(TO BE DONE): Could you rewrite every one of the rows below as a numbered list, leaving out any blank lines?

━━ DATA SUPPLIED ━━

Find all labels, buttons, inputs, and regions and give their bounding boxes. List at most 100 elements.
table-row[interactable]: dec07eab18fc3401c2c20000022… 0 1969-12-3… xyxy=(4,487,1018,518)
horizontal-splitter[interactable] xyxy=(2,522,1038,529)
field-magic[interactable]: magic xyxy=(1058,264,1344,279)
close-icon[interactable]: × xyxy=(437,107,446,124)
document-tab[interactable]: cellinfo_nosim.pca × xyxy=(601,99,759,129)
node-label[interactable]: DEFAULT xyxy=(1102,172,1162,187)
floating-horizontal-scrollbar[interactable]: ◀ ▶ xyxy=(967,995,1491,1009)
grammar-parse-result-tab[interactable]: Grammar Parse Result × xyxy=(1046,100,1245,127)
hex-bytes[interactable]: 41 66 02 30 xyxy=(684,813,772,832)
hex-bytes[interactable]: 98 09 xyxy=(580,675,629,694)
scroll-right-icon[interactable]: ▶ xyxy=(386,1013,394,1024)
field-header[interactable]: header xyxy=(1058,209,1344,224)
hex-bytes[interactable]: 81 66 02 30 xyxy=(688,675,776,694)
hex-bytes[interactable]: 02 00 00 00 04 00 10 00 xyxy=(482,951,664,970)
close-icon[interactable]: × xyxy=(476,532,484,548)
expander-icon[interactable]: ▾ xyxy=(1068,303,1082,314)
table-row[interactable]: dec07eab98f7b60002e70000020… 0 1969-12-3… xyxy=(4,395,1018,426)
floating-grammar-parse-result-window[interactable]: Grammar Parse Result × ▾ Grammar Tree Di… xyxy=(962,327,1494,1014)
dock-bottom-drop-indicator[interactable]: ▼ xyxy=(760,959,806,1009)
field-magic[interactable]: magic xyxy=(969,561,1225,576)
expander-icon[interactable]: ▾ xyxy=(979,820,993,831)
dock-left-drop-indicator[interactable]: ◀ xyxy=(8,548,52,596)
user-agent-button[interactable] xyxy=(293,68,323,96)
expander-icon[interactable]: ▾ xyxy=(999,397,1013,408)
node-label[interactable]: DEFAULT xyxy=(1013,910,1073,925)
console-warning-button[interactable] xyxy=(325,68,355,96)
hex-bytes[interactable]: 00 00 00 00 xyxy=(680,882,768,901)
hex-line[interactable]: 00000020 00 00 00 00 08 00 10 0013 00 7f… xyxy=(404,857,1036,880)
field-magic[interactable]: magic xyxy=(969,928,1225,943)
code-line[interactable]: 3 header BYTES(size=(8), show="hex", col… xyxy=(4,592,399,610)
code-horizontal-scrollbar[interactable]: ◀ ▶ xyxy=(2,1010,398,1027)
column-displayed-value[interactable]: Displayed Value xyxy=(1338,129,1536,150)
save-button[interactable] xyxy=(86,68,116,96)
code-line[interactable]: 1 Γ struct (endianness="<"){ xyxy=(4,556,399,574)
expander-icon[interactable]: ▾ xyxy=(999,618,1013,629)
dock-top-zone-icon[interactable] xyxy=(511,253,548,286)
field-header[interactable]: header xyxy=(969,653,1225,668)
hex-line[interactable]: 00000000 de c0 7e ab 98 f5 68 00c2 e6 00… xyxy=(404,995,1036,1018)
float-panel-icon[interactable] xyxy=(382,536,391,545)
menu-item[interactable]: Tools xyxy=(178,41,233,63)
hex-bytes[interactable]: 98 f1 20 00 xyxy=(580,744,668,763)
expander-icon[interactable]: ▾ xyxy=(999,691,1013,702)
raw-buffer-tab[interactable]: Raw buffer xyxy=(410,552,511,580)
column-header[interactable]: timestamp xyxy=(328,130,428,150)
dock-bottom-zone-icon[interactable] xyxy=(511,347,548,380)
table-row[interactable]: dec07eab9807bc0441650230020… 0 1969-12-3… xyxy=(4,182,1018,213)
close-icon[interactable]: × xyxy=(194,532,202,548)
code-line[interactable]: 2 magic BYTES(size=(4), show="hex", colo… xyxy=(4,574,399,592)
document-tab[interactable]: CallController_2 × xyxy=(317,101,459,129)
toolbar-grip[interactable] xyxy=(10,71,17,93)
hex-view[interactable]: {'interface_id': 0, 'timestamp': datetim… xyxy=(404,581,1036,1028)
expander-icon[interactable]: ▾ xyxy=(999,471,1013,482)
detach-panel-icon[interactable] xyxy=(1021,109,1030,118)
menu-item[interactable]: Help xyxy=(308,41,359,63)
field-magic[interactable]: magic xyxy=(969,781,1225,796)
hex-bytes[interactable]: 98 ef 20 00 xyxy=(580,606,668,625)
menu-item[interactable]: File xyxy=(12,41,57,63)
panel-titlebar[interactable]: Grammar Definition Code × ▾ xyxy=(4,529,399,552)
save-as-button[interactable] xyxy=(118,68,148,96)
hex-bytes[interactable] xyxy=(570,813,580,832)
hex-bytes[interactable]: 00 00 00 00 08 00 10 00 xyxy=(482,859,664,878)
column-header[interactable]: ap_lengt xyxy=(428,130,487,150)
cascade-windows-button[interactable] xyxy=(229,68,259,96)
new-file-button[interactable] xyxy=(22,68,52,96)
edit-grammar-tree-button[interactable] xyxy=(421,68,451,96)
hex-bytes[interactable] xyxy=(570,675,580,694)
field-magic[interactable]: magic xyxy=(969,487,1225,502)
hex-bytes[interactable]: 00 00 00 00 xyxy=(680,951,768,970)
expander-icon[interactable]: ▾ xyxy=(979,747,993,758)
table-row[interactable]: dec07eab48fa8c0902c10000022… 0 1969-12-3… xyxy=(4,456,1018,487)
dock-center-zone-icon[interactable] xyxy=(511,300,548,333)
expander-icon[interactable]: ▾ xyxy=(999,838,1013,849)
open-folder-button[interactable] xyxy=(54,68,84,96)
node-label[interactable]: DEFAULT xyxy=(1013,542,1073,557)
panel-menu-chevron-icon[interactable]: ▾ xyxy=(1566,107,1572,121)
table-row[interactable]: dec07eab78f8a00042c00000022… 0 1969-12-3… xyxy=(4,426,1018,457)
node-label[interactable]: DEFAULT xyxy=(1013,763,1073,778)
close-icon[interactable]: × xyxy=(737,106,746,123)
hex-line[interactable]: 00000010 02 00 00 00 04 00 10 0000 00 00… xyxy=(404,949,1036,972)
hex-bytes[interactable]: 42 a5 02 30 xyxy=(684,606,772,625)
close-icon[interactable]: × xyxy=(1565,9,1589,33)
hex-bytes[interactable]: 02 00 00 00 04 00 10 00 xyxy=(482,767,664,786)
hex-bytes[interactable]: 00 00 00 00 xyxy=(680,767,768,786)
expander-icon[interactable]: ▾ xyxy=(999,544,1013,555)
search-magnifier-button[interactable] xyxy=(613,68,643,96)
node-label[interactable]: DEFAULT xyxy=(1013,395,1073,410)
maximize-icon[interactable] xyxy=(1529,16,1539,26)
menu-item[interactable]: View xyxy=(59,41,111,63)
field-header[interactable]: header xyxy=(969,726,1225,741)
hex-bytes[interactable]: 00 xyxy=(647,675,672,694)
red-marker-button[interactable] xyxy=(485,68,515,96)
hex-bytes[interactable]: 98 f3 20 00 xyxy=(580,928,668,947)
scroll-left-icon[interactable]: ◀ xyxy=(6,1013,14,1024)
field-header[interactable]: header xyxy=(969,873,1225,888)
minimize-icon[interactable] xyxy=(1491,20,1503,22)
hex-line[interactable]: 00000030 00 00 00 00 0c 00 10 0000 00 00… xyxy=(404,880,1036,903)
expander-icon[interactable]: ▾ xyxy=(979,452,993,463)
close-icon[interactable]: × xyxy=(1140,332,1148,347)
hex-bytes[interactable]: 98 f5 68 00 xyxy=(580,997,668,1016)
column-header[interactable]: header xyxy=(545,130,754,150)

━━━

(WRITTEN ANSWER):
1. Find all labels, buttons, inputs, and regions and give their bounding boxes. List at most 100 elements.
2. table-row[interactable]: dec07eab18fc3401c2c20000022… 0 1969-12-3… xyxy=(4,487,1018,518)
3. horizontal-splitter[interactable] xyxy=(2,522,1038,529)
4. field-magic[interactable]: magic xyxy=(1058,264,1344,279)
5. close-icon[interactable]: × xyxy=(437,107,446,124)
6. document-tab[interactable]: cellinfo_nosim.pca × xyxy=(601,99,759,129)
7. node-label[interactable]: DEFAULT xyxy=(1102,172,1162,187)
8. floating-horizontal-scrollbar[interactable]: ◀ ▶ xyxy=(967,995,1491,1009)
9. grammar-parse-result-tab[interactable]: Grammar Parse Result × xyxy=(1046,100,1245,127)
10. hex-bytes[interactable]: 41 66 02 30 xyxy=(684,813,772,832)
11. hex-bytes[interactable]: 98 09 xyxy=(580,675,629,694)
12. scroll-right-icon[interactable]: ▶ xyxy=(386,1013,394,1024)
13. field-header[interactable]: header xyxy=(1058,209,1344,224)
14. hex-bytes[interactable]: 81 66 02 30 xyxy=(688,675,776,694)
15. hex-bytes[interactable]: 02 00 00 00 04 00 10 00 xyxy=(482,951,664,970)
16. close-icon[interactable]: × xyxy=(476,532,484,548)
17. expander-icon[interactable]: ▾ xyxy=(1068,303,1082,314)
18. table-row[interactable]: dec07eab98f7b60002e70000020… 0 1969-12-3… xyxy=(4,395,1018,426)
19. floating-grammar-parse-result-window[interactable]: Grammar Parse Result × ▾ Grammar Tree Di… xyxy=(962,327,1494,1014)
20. dock-bottom-drop-indicator[interactable]: ▼ xyxy=(760,959,806,1009)
21. field-magic[interactable]: magic xyxy=(969,561,1225,576)
22. expander-icon[interactable]: ▾ xyxy=(979,820,993,831)
23. dock-left-drop-indicator[interactable]: ◀ xyxy=(8,548,52,596)
24. user-agent-button[interactable] xyxy=(293,68,323,96)
25. expander-icon[interactable]: ▾ xyxy=(999,397,1013,408)
26. node-label[interactable]: DEFAULT xyxy=(1013,910,1073,925)
27. console-warning-button[interactable] xyxy=(325,68,355,96)
28. hex-bytes[interactable]: 00 00 00 00 xyxy=(680,882,768,901)
29. hex-line[interactable]: 00000020 00 00 00 00 08 00 10 0013 00 7f… xyxy=(404,857,1036,880)
30. field-magic[interactable]: magic xyxy=(969,928,1225,943)
31. code-line[interactable]: 3 header BYTES(size=(8), show="hex", col… xyxy=(4,592,399,610)
32. code-horizontal-scrollbar[interactable]: ◀ ▶ xyxy=(2,1010,398,1027)
33. column-displayed-value[interactable]: Displayed Value xyxy=(1338,129,1536,150)
34. save-button[interactable] xyxy=(86,68,116,96)
35. code-line[interactable]: 1 Γ struct (endianness="<"){ xyxy=(4,556,399,574)
36. expander-icon[interactable]: ▾ xyxy=(999,618,1013,629)
37. dock-top-zone-icon[interactable] xyxy=(511,253,548,286)
38. field-header[interactable]: header xyxy=(969,653,1225,668)
39. hex-line[interactable]: 00000000 de c0 7e ab 98 f5 68 00c2 e6 00… xyxy=(404,995,1036,1018)
40. float-panel-icon[interactable] xyxy=(382,536,391,545)
41. menu-item[interactable]: Tools xyxy=(178,41,233,63)
42. hex-bytes[interactable]: 98 f1 20 00 xyxy=(580,744,668,763)
43. expander-icon[interactable]: ▾ xyxy=(999,691,1013,702)
44. raw-buffer-tab[interactable]: Raw buffer xyxy=(410,552,511,580)
45. column-header[interactable]: timestamp xyxy=(328,130,428,150)
46. dock-bottom-zone-icon[interactable] xyxy=(511,347,548,380)
47. table-row[interactable]: dec07eab9807bc0441650230020… 0 1969-12-3… xyxy=(4,182,1018,213)
48. close-icon[interactable]: × xyxy=(194,532,202,548)
49. code-line[interactable]: 2 magic BYTES(size=(4), show="hex", colo… xyxy=(4,574,399,592)
50. document-tab[interactable]: CallController_2 × xyxy=(317,101,459,129)
51. toolbar-grip[interactable] xyxy=(10,71,17,93)
52. hex-view[interactable]: {'interface_id': 0, 'timestamp': datetim… xyxy=(404,581,1036,1028)
53. expander-icon[interactable]: ▾ xyxy=(999,471,1013,482)
54. detach-panel-icon[interactable] xyxy=(1021,109,1030,118)
55. menu-item[interactable]: Help xyxy=(308,41,359,63)
56. field-magic[interactable]: magic xyxy=(969,781,1225,796)
57. hex-bytes[interactable]: 98 ef 20 00 xyxy=(580,606,668,625)
58. menu-item[interactable]: File xyxy=(12,41,57,63)
59. panel-titlebar[interactable]: Grammar Definition Code × ▾ xyxy=(4,529,399,552)
60. save-as-button[interactable] xyxy=(118,68,148,96)
61. hex-bytes[interactable] xyxy=(570,813,580,832)
62. hex-bytes[interactable]: 00 00 00 00 08 00 10 00 xyxy=(482,859,664,878)
63. column-header[interactable]: ap_lengt xyxy=(428,130,487,150)
64. cascade-windows-button[interactable] xyxy=(229,68,259,96)
65. new-file-button[interactable] xyxy=(22,68,52,96)
66. edit-grammar-tree-button[interactable] xyxy=(421,68,451,96)
67. hex-bytes[interactable] xyxy=(570,675,580,694)
68. field-magic[interactable]: magic xyxy=(969,487,1225,502)
69. hex-bytes[interactable]: 00 00 00 00 xyxy=(680,951,768,970)
70. expander-icon[interactable]: ▾ xyxy=(979,747,993,758)
71. table-row[interactable]: dec07eab48fa8c0902c10000022… 0 1969-12-3… xyxy=(4,456,1018,487)
72. dock-center-zone-icon[interactable] xyxy=(511,300,548,333)
73. expander-icon[interactable]: ▾ xyxy=(999,838,1013,849)
74. open-folder-button[interactable] xyxy=(54,68,84,96)
75. node-label[interactable]: DEFAULT xyxy=(1013,542,1073,557)
76. panel-menu-chevron-icon[interactable]: ▾ xyxy=(1566,107,1572,121)
77. table-row[interactable]: dec07eab78f8a00042c00000022… 0 1969-12-3… xyxy=(4,426,1018,457)
78. node-label[interactable]: DEFAULT xyxy=(1013,763,1073,778)
79. close-icon[interactable]: × xyxy=(737,106,746,123)
80. hex-line[interactable]: 00000010 02 00 00 00 04 00 10 0000 00 00… xyxy=(404,949,1036,972)
81. hex-bytes[interactable]: 42 a5 02 30 xyxy=(684,606,772,625)
82. close-icon[interactable]: × xyxy=(1565,9,1589,33)
83. hex-bytes[interactable]: 02 00 00 00 04 00 10 00 xyxy=(482,767,664,786)
84. hex-bytes[interactable]: 00 00 00 00 xyxy=(680,767,768,786)
85. expander-icon[interactable]: ▾ xyxy=(999,544,1013,555)
86. search-magnifier-button[interactable] xyxy=(613,68,643,96)
87. node-label[interactable]: DEFAULT xyxy=(1013,395,1073,410)
88. maximize-icon[interactable] xyxy=(1529,16,1539,26)
89. menu-item[interactable]: View xyxy=(59,41,111,63)
90. field-header[interactable]: header xyxy=(969,726,1225,741)
91. hex-bytes[interactable]: 00 xyxy=(647,675,672,694)
92. red-marker-button[interactable] xyxy=(485,68,515,96)
93. hex-bytes[interactable]: 98 f3 20 00 xyxy=(580,928,668,947)
94. scroll-left-icon[interactable]: ◀ xyxy=(6,1013,14,1024)
95. field-header[interactable]: header xyxy=(969,873,1225,888)
96. minimize-icon[interactable] xyxy=(1491,20,1503,22)
97. hex-line[interactable]: 00000030 00 00 00 00 0c 00 10 0000 00 00… xyxy=(404,880,1036,903)
98. expander-icon[interactable]: ▾ xyxy=(979,452,993,463)
99. close-icon[interactable]: × xyxy=(1140,332,1148,347)
100. hex-bytes[interactable]: 98 f5 68 00 xyxy=(580,997,668,1016)
101. column-header[interactable]: header xyxy=(545,130,754,150)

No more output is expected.